## Exercise directions
Find each line with "also" and copy it.

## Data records
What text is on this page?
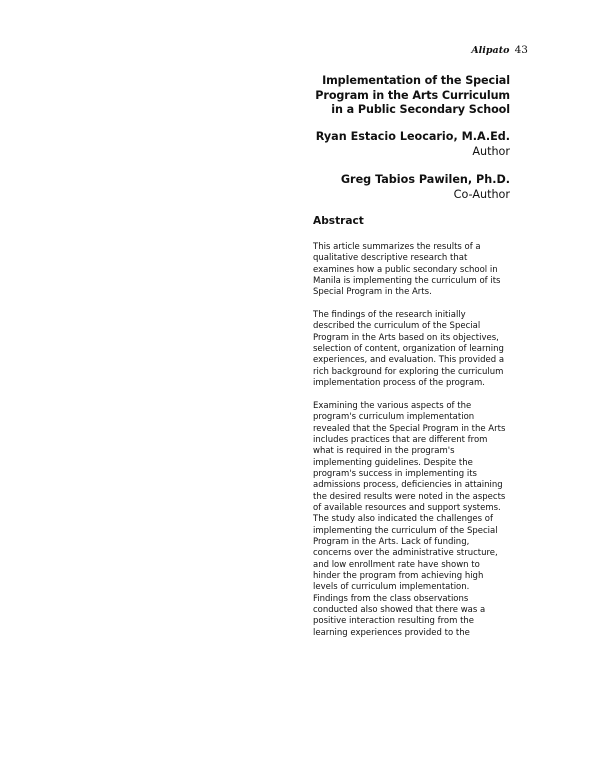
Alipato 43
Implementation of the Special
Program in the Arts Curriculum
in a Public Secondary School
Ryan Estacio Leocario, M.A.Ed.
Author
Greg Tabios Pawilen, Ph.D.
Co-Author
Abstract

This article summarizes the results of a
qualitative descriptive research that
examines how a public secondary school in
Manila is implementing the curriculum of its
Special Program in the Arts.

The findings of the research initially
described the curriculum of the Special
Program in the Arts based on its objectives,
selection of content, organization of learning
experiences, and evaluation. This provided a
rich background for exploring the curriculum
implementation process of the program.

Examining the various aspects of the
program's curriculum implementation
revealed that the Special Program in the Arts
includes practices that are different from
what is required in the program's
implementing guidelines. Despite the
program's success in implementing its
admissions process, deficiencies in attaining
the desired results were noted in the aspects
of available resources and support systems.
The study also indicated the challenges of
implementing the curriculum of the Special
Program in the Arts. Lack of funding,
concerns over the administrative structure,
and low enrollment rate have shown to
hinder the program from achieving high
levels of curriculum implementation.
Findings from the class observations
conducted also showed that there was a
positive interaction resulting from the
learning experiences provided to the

## Exercise response
The study also indicated the challenges of
conducted also showed that there was a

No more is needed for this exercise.